**The exercise:** Copy the data exactly as it appears, and do not include any pictures.

**Available data:**
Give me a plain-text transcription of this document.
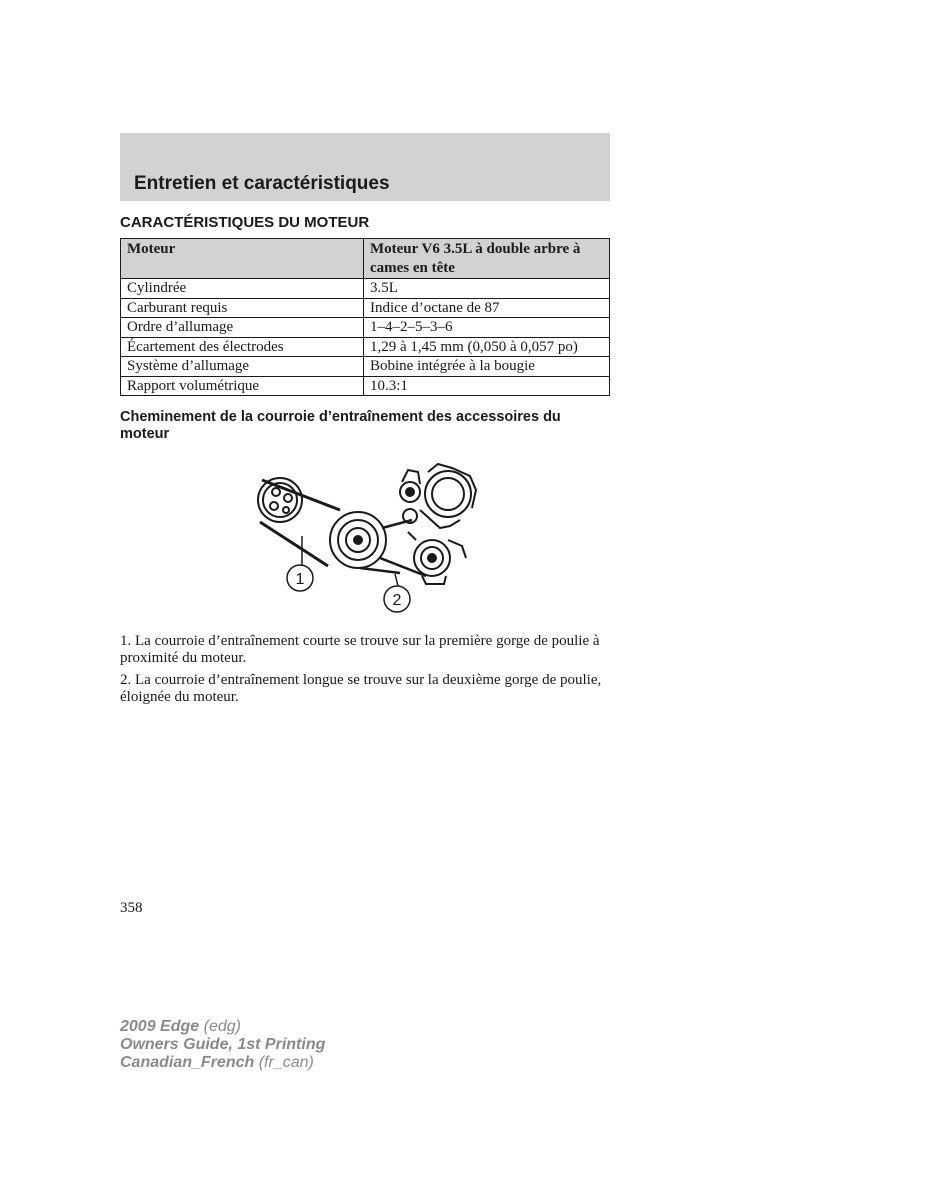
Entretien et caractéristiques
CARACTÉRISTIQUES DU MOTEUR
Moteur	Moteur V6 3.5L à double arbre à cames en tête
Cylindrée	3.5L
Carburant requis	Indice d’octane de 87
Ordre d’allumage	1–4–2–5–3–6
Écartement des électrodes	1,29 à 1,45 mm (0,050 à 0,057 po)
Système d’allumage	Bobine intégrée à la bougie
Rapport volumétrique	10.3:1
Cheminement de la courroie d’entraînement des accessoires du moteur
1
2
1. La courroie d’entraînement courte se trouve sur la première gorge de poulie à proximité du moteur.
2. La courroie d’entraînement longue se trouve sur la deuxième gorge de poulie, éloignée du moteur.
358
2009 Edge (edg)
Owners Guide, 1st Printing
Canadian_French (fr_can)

**Result of the exercise:**
Give me a plain-text transcription of this document.
Entretien et caractéristiques
CARACTÉRISTIQUES DU MOTEUR
Moteur	Moteur V6 3.5L à double arbre à cames en tête
Cylindrée	3.5L
Carburant requis	Indice d’octane de 87
Ordre d’allumage	1–4–2–5–3–6
Écartement des électrodes	1,29 à 1,45 mm (0,050 à 0,057 po)
Système d’allumage	Bobine intégrée à la bougie
Rapport volumétrique	10.3:1
Cheminement de la courroie d’entraînement des accessoires du moteur
1
2
1. La courroie d’entraînement courte se trouve sur la première gorge de poulie à proximité du moteur.
2. La courroie d’entraînement longue se trouve sur la deuxième gorge de poulie, éloignée du moteur.
358
2009 Edge (edg)
Owners Guide, 1st Printing
Canadian_French (fr_can)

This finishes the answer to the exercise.